> **SET EXERCISE**:
Return, word for word, the lines of the records from the very first one through the line that contains "legend-filter-ib: I + B: [229, 673, 307, 710]", including both of those lines.

┌──

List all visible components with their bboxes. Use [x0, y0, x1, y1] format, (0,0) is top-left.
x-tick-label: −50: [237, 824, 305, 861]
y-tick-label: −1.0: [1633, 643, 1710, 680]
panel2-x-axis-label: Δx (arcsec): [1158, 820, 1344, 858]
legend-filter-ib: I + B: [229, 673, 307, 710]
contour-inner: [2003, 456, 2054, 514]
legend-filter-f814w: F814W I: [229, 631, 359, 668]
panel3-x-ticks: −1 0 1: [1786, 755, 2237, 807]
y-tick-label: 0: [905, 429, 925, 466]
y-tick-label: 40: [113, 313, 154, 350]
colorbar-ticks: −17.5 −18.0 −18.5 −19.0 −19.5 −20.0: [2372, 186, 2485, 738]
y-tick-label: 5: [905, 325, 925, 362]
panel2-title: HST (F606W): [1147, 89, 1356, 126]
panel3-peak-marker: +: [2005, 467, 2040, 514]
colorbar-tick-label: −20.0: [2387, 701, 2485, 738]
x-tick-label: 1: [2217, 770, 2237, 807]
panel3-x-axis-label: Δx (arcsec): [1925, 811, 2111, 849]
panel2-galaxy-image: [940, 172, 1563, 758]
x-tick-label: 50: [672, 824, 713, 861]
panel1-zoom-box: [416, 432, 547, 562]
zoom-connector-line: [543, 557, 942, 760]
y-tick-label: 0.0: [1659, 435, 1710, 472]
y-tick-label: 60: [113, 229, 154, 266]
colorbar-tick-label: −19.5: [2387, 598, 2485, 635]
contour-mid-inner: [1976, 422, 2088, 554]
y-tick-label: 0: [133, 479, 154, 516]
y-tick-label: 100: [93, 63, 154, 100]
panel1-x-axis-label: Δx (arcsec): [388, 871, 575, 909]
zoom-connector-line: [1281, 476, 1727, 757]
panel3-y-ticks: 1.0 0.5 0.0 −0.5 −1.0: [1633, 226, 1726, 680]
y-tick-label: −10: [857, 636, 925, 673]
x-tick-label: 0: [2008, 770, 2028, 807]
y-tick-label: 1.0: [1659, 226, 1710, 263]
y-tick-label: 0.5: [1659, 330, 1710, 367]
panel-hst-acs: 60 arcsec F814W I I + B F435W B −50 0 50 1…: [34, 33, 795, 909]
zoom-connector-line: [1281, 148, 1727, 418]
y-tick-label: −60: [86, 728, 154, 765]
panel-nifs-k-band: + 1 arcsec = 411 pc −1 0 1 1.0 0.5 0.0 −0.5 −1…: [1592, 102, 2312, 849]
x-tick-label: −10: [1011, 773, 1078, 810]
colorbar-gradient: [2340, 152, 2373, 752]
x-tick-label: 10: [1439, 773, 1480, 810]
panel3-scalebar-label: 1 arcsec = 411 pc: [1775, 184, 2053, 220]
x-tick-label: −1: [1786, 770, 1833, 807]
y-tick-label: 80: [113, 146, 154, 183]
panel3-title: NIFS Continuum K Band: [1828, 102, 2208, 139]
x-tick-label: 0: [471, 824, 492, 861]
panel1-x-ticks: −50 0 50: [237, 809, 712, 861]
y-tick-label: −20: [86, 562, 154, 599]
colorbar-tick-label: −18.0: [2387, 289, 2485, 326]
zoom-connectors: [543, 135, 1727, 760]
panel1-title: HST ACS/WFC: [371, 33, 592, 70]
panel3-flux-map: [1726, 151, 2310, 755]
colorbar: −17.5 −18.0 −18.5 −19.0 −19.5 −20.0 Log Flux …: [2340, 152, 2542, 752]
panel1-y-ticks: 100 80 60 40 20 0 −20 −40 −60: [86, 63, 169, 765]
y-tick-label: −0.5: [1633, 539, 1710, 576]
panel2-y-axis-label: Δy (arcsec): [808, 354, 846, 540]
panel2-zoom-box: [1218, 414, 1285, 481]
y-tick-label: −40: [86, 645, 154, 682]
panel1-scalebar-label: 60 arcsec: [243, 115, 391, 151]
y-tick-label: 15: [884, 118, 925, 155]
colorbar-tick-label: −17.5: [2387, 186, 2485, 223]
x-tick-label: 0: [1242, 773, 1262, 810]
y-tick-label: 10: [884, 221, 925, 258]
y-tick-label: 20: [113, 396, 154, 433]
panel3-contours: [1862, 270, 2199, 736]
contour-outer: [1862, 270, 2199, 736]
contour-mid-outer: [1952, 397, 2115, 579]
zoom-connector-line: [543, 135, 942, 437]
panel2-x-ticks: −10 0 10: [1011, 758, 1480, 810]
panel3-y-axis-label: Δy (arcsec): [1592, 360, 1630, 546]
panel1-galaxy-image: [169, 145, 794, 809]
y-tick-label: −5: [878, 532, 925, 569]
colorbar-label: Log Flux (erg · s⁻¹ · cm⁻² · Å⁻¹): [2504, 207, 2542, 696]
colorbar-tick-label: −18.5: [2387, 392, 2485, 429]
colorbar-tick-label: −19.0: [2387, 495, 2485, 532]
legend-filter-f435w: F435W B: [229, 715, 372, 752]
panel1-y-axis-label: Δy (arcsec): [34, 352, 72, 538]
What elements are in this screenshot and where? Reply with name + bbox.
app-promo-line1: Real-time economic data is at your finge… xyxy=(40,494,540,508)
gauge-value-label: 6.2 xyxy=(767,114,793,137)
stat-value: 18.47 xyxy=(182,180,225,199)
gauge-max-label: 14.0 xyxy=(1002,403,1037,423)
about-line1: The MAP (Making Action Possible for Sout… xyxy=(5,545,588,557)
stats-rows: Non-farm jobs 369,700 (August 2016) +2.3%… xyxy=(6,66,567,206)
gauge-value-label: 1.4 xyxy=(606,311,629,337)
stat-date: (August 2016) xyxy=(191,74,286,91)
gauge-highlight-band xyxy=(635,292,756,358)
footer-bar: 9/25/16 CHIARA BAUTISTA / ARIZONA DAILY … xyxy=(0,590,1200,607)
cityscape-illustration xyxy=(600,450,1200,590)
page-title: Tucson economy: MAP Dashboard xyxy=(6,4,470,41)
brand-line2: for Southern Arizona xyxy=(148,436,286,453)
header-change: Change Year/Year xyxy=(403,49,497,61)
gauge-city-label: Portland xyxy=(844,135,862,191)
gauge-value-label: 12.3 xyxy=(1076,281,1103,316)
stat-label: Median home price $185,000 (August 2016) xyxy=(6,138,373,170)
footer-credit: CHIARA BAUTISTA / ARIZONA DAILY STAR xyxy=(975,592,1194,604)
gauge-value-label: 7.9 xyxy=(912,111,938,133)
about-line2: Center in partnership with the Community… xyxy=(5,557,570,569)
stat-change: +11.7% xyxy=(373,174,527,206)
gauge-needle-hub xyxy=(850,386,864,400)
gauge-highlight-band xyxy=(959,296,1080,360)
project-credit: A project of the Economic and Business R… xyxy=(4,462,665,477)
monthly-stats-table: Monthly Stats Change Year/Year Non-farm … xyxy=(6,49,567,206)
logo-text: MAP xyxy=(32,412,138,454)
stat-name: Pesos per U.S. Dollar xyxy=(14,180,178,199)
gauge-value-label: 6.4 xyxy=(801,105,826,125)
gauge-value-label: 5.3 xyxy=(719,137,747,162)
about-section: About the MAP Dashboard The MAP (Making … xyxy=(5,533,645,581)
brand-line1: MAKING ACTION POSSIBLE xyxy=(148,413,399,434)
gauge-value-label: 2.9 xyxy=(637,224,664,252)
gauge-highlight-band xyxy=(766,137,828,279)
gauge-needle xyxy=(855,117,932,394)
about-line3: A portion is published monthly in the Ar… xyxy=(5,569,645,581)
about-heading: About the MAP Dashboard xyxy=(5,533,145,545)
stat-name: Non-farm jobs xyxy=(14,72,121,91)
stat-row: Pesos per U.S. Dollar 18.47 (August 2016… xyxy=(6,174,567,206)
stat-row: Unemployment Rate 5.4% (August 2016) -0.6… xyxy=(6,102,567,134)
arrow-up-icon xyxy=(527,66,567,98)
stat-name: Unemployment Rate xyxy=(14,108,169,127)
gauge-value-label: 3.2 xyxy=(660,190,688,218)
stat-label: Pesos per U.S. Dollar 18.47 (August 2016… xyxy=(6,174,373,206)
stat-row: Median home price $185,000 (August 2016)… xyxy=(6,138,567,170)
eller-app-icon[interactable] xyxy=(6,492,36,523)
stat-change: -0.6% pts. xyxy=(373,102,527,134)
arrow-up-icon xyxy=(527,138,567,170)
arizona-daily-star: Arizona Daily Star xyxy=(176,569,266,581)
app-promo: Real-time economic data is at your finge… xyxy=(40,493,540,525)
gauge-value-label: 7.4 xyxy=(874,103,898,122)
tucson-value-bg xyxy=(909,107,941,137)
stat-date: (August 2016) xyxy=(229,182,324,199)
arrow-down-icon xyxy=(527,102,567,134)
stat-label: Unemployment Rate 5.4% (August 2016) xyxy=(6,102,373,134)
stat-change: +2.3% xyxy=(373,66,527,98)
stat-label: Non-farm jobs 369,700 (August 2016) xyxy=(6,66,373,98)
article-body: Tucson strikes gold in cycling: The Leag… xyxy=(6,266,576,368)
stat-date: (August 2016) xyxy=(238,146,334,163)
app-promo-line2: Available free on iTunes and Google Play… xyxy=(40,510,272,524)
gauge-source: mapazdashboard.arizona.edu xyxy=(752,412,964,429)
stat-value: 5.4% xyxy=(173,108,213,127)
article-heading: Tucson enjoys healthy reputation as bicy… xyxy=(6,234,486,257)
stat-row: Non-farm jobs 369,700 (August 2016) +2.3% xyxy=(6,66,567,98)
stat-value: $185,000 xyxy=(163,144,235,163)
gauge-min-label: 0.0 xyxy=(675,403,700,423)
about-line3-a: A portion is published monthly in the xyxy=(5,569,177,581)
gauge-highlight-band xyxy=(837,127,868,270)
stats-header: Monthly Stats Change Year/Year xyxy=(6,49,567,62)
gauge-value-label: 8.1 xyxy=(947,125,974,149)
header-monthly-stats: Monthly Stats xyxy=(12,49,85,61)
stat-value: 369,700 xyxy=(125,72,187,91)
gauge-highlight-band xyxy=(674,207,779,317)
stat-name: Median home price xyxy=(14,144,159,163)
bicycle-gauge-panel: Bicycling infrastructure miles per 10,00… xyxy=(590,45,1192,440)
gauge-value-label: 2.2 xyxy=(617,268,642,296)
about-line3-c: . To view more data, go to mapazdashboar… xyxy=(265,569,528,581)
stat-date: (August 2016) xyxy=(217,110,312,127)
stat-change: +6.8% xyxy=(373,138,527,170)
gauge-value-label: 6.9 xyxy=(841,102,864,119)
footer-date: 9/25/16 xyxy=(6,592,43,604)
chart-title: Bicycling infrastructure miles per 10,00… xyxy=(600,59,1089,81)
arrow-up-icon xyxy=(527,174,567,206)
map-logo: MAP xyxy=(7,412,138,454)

└──

> **EXERCISE ANSWER**:
List all visible components with their bboxes. Use [x0, y0, x1, y1] format, (0,0) is top-left.
x-tick-label: −50: [237, 824, 305, 861]
y-tick-label: −1.0: [1633, 643, 1710, 680]
panel2-x-axis-label: Δx (arcsec): [1158, 820, 1344, 858]
legend-filter-ib: I + B: [229, 673, 307, 710]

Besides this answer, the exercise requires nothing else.